Stored items:
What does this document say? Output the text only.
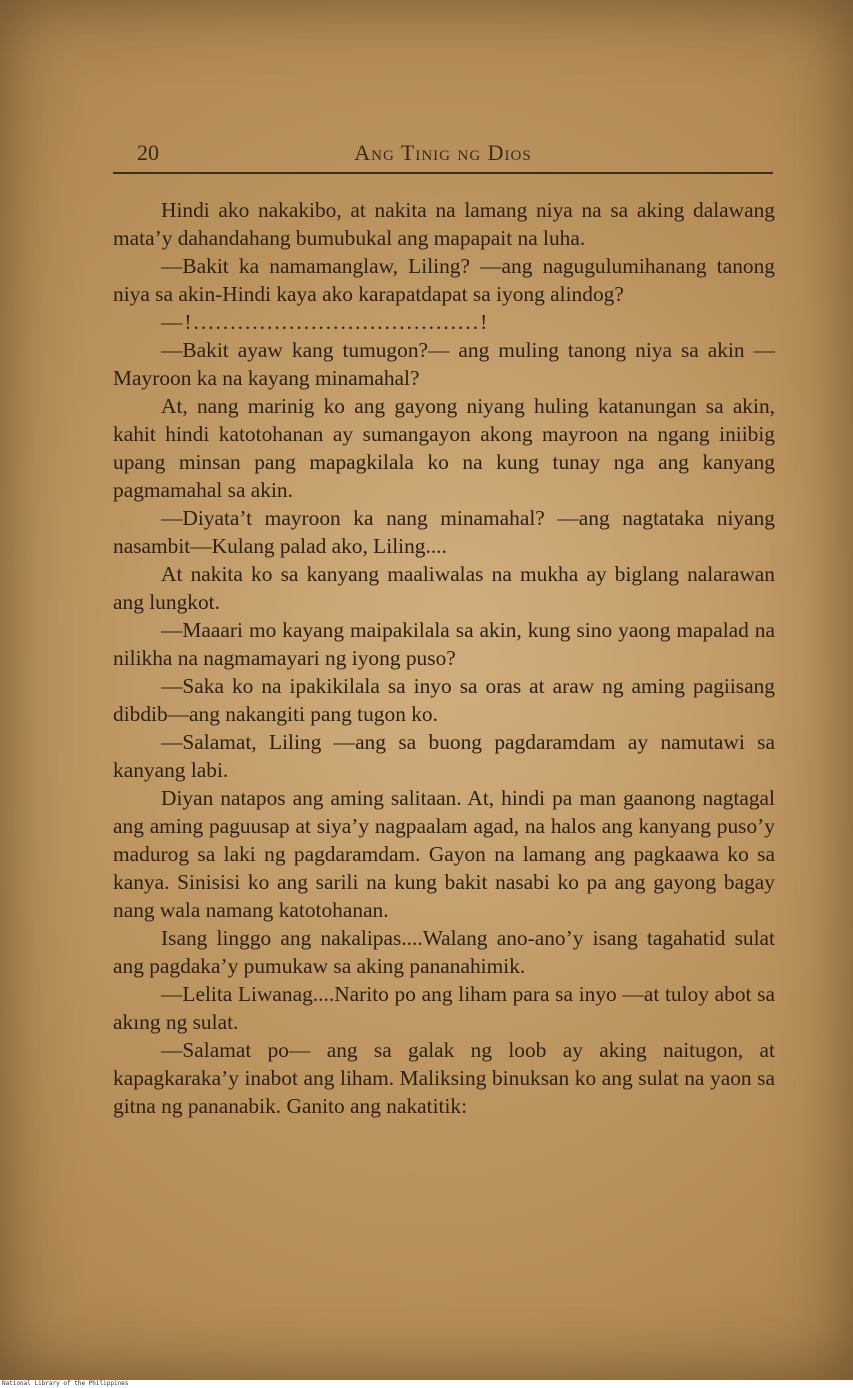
20	Ang Tinig ng Dios

Hindi ako nakakibo, at nakita na lamang niya na sa aking dalawang mata’y dahandahang bumubukal ang mapapait na luha.

—Bakit ka namamanglaw, Liling? —ang nagugulumihanang tanong niya sa akin-Hindi kaya ako karapatdapat sa iyong alindog?

—!.......................................!

—Bakit ayaw kang tumugon?— ang muling tanong niya sa akin —Mayroon ka na kayang minamahal?

At, nang marinig ko ang gayong niyang huling katanungan sa akin, kahit hindi katotohanan ay sumangayon akong mayroon na ngang iniibig upang minsan pang mapagkilala ko na kung tunay nga ang kanyang pagmamahal sa akin.

—Diyata’t mayroon ka nang minamahal? —ang nagtataka niyang nasambit—Kulang palad ako, Liling....

At nakita ko sa kanyang maaliwalas na mukha ay biglang nalarawan ang lungkot.

—Maaari mo kayang maipakilala sa akin, kung sino yaong mapalad na nilikha na nagmamayari ng iyong puso?

—Saka ko na ipakikilala sa inyo sa oras at araw ng aming pagiisang dibdib—ang nakangiti pang tugon ko.

—Salamat, Liling —ang sa buong pagdaramdam ay namutawi sa kanyang labi.

Diyan natapos ang aming salitaan. At, hindi pa man gaanong nagtagal ang aming paguusap at siya’y nagpaalam agad, na halos ang kanyang puso’y madurog sa laki ng pagdaramdam. Gayon na lamang ang pagkaawa ko sa kanya. Sinisisi ko ang sarili na kung bakit nasabi ko pa ang gayong bagay nang wala namang katotohanan.

Isang linggo ang nakalipas....Walang ano-ano’y isang tagahatid sulat ang pagdaka’y pumukaw sa aking pananahimik.

—Lelita Liwanag....Narito po ang liham para sa inyo —at tuloy abot sa akıng ng sulat.

—Salamat po— ang sa galak ng loob ay aking naitugon, at kapagkaraka’y inabot ang liham. Maliksing binuksan ko ang sulat na yaon sa gitna ng pananabik. Ganito ang nakatitik:

National Library of the Philippines
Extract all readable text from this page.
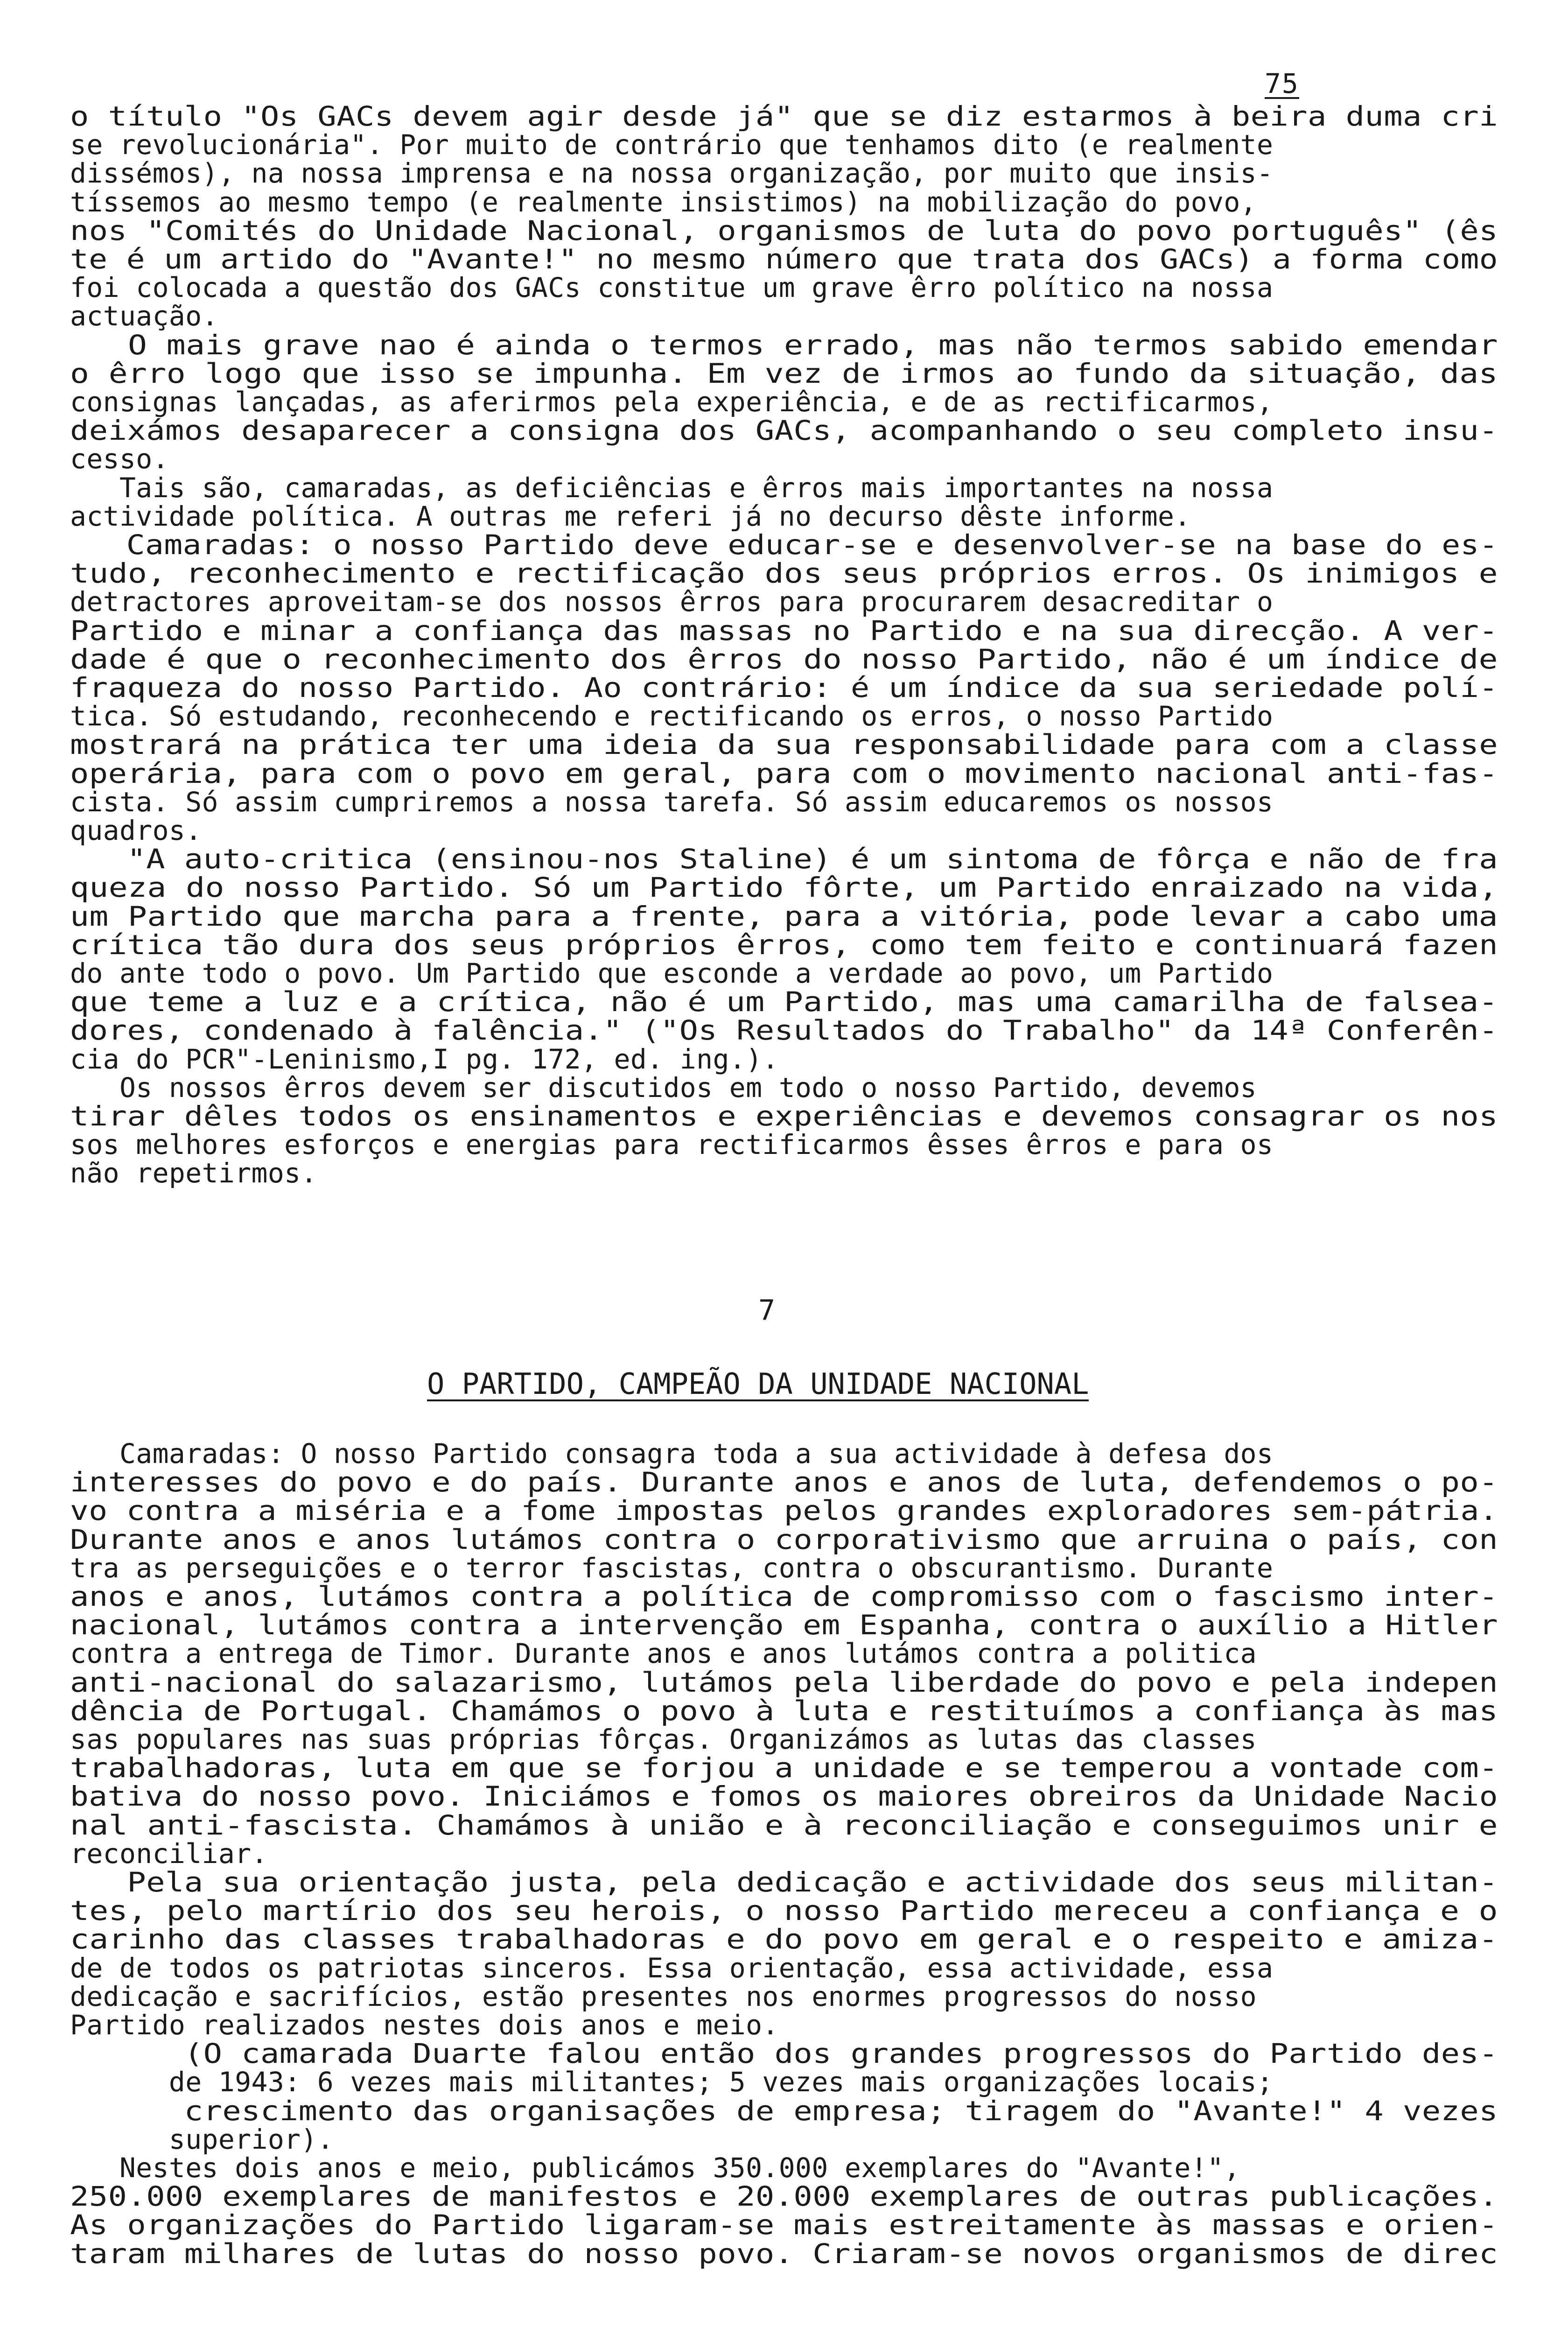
75
o título "Os GACs devem agir desde já" que se diz estarmos à beira duma cri
se revolucionária". Por muito de contrário que tenhamos dito (e realmente
dissémos), na nossa imprensa e na nossa organização, por muito que insis-
tíssemos ao mesmo tempo (e realmente insistimos) na mobilização do povo,
nos "Comités do Unidade Nacional, organismos de luta do povo português" (ês
te é um artido do "Avante!" no mesmo número que trata dos GACs) a forma como
foi colocada a questão dos GACs constitue um grave êrro político na nossa
actuação.
O mais grave nao é ainda o termos errado, mas não termos sabido emendar
o êrro logo que isso se impunha. Em vez de irmos ao fundo da situação, das
consignas lançadas, as aferirmos pela experiência, e de as rectificarmos,
deixámos desaparecer a consigna dos GACs, acompanhando o seu completo insu-
cesso.
Tais são, camaradas, as deficiências e êrros mais importantes na nossa
actividade política. A outras me referi já no decurso dêste informe.
Camaradas: o nosso Partido deve educar-se e desenvolver-se na base do es-
tudo, reconhecimento e rectificação dos seus próprios erros. Os inimigos e
detractores aproveitam-se dos nossos êrros para procurarem desacreditar o
Partido e minar a confiança das massas no Partido e na sua direcção. A ver-
dade é que o reconhecimento dos êrros do nosso Partido, não é um índice de
fraqueza do nosso Partido. Ao contrário: é um índice da sua seriedade polí-
tica. Só estudando, reconhecendo e rectificando os erros, o nosso Partido
mostrará na prática ter uma ideia da sua responsabilidade para com a classe
operária, para com o povo em geral, para com o movimento nacional anti-fas-
cista. Só assim cumpriremos a nossa tarefa. Só assim educaremos os nossos
quadros.
"A auto-critica (ensinou-nos Staline) é um sintoma de fôrça e não de fra
queza do nosso Partido. Só um Partido fôrte, um Partido enraizado na vida,
um Partido que marcha para a frente, para a vitória, pode levar a cabo uma
crítica tão dura dos seus próprios êrros, como tem feito e continuará fazen
do ante todo o povo. Um Partido que esconde a verdade ao povo, um Partido
que teme a luz e a crítica, não é um Partido, mas uma camarilha de falsea-
dores, condenado à falência." ("Os Resultados do Trabalho" da 14ª Conferên-
cia do PCR"-Leninismo,I pg. 172, ed. ing.).
Os nossos êrros devem ser discutidos em todo o nosso Partido, devemos
tirar dêles todos os ensinamentos e experiências e devemos consagrar os nos
sos melhores esforços e energias para rectificarmos êsses êrros e para os
não repetirmos.
7
O PARTIDO, CAMPEÃO DA UNIDADE NACIONAL
Camaradas: O nosso Partido consagra toda a sua actividade à defesa dos
interesses do povo e do país. Durante anos e anos de luta, defendemos o po-
vo contra a miséria e a fome impostas pelos grandes exploradores sem-pátria.
Durante anos e anos lutámos contra o corporativismo que arruina o país, con
tra as perseguições e o terror fascistas, contra o obscurantismo. Durante
anos e anos, lutámos contra a política de compromisso com o fascismo inter-
nacional, lutámos contra a intervenção em Espanha, contra o auxílio a Hitler
contra a entrega de Timor. Durante anos e anos lutámos contra a politica
anti-nacional do salazarismo, lutámos pela liberdade do povo e pela indepen
dência de Portugal. Chamámos o povo à luta e restituímos a confiança às mas
sas populares nas suas próprias fôrças. Organizámos as lutas das classes
trabalhadoras, luta em que se forjou a unidade e se temperou a vontade com-
bativa do nosso povo. Iniciámos e fomos os maiores obreiros da Unidade Nacio
nal anti-fascista. Chamámos à união e à reconciliação e conseguimos unir e
reconciliar.
Pela sua orientação justa, pela dedicação e actividade dos seus militan-
tes, pelo martírio dos seu herois, o nosso Partido mereceu a confiança e o
carinho das classes trabalhadoras e do povo em geral e o respeito e amiza-
de de todos os patriotas sinceros. Essa orientação, essa actividade, essa
dedicação e sacrifícios, estão presentes nos enormes progressos do nosso
Partido realizados nestes dois anos e meio.
(O camarada Duarte falou então dos grandes progressos do Partido des-
de 1943: 6 vezes mais militantes; 5 vezes mais organizações locais;
crescimento das organisações de empresa; tiragem do "Avante!" 4 vezes
superior).
Nestes dois anos e meio, publicámos 350.000 exemplares do "Avante!",
250.000 exemplares de manifestos e 20.000 exemplares de outras publicações.
As organizações do Partido ligaram-se mais estreitamente às massas e orien-
taram milhares de lutas do nosso povo. Criaram-se novos organismos de direc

DESCRIPTION OF THE TASK:
Which lines above contain the word "confiança"? Copy each of them.

SOLUTION TO THE PROBLEM:
Partido e minar a confiança das massas no Partido e na sua direcção. A ver-
dência de Portugal. Chamámos o povo à luta e restituímos a confiança às mas
tes, pelo martírio dos seu herois, o nosso Partido mereceu a confiança e o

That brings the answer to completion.